## Task
How many lines in the records below contain the word "names"? Give only the number.

(Dataset records on visual material)
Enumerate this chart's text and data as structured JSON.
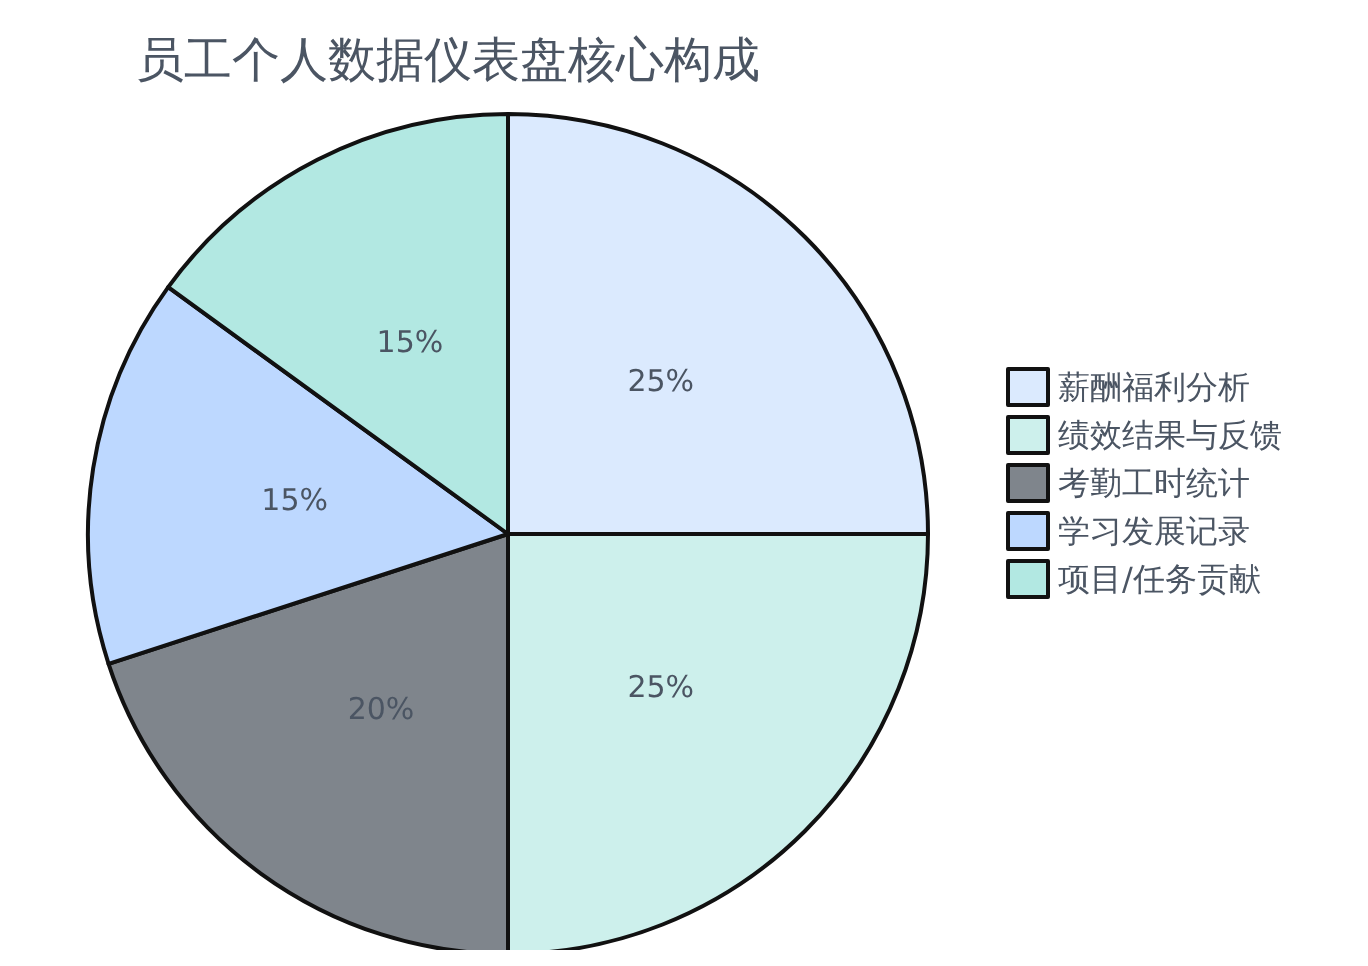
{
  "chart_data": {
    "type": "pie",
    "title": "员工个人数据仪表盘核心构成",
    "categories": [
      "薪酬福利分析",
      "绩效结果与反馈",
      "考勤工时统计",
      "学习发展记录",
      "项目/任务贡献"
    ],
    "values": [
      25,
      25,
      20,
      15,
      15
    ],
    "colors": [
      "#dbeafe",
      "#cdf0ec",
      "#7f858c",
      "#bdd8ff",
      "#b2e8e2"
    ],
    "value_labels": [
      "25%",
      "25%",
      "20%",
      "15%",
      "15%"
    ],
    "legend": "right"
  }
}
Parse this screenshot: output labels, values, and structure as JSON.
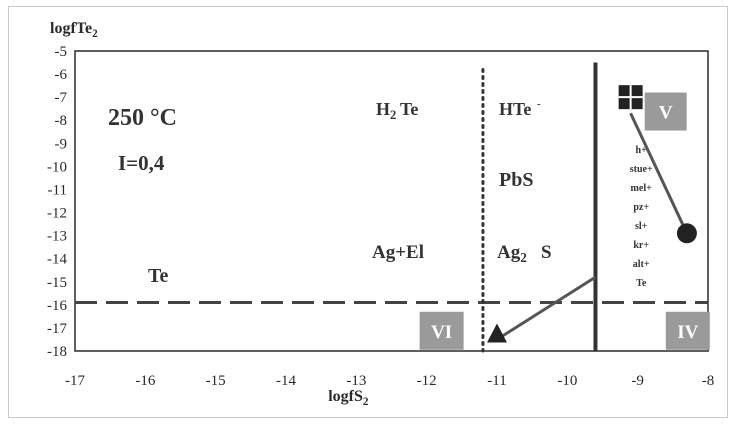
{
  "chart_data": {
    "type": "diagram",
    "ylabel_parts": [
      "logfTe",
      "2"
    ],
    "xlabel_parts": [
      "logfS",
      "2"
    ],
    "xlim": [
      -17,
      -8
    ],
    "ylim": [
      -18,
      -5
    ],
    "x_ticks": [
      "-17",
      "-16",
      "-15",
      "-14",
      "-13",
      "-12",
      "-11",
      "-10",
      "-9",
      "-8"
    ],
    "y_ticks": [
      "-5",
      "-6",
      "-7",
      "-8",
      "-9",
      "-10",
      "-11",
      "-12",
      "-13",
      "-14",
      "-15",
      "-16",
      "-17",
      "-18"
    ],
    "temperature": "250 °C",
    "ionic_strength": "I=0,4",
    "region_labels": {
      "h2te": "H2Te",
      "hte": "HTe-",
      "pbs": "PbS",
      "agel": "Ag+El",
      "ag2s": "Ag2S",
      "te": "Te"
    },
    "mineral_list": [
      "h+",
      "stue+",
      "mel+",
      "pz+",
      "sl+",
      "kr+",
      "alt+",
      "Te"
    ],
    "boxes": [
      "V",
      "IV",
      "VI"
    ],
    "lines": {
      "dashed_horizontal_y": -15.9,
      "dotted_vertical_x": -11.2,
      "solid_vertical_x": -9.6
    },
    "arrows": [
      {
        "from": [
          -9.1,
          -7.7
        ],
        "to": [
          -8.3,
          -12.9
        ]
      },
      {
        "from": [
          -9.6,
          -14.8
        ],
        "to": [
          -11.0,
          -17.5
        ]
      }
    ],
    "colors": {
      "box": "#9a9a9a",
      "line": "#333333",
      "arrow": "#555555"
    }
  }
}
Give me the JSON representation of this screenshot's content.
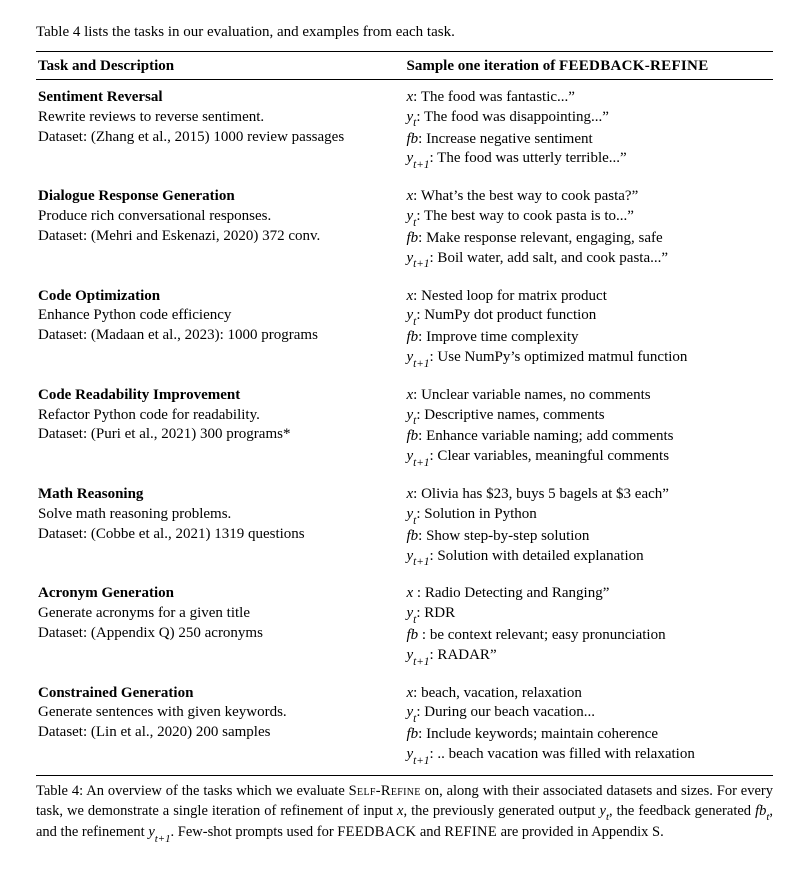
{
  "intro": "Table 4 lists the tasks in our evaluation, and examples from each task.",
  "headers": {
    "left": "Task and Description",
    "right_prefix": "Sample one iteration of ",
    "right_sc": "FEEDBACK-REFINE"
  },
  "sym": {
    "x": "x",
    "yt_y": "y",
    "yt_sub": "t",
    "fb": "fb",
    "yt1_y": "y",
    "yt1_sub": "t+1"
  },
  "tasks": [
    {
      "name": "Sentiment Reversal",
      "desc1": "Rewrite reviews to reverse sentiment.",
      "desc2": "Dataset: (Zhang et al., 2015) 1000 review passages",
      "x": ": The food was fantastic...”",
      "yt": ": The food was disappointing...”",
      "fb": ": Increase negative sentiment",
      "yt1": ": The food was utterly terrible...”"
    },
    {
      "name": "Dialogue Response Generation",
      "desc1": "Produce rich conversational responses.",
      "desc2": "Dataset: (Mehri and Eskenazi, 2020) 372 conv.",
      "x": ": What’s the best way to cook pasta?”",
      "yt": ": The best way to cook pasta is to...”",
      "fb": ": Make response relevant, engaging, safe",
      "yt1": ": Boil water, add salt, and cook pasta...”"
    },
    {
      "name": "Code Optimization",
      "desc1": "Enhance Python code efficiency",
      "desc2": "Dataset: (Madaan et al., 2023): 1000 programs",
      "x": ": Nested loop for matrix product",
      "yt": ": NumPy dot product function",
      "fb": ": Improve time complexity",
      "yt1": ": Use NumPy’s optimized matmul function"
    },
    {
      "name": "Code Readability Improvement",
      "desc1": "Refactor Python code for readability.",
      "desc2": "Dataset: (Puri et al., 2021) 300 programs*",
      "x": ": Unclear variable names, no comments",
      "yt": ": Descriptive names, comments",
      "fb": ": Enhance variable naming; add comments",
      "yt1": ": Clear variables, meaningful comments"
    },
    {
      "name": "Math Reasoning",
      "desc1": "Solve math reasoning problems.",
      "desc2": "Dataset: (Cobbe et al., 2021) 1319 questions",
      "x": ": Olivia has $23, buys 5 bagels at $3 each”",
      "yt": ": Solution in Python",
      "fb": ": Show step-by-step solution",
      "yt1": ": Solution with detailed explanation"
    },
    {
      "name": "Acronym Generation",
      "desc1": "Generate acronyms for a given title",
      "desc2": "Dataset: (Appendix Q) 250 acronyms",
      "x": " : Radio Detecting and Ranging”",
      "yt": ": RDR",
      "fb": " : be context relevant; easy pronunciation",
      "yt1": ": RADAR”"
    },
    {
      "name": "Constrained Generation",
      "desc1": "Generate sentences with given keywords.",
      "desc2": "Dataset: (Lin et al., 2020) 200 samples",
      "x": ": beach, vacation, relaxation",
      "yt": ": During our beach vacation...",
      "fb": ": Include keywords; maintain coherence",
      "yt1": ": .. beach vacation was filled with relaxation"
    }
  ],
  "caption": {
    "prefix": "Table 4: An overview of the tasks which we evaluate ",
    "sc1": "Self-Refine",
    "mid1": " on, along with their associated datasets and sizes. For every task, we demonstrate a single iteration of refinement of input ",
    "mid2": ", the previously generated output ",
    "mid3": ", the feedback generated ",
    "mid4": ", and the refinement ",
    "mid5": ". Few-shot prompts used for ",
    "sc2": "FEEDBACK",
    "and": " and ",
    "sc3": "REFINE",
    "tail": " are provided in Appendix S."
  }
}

## Result for this exercise
2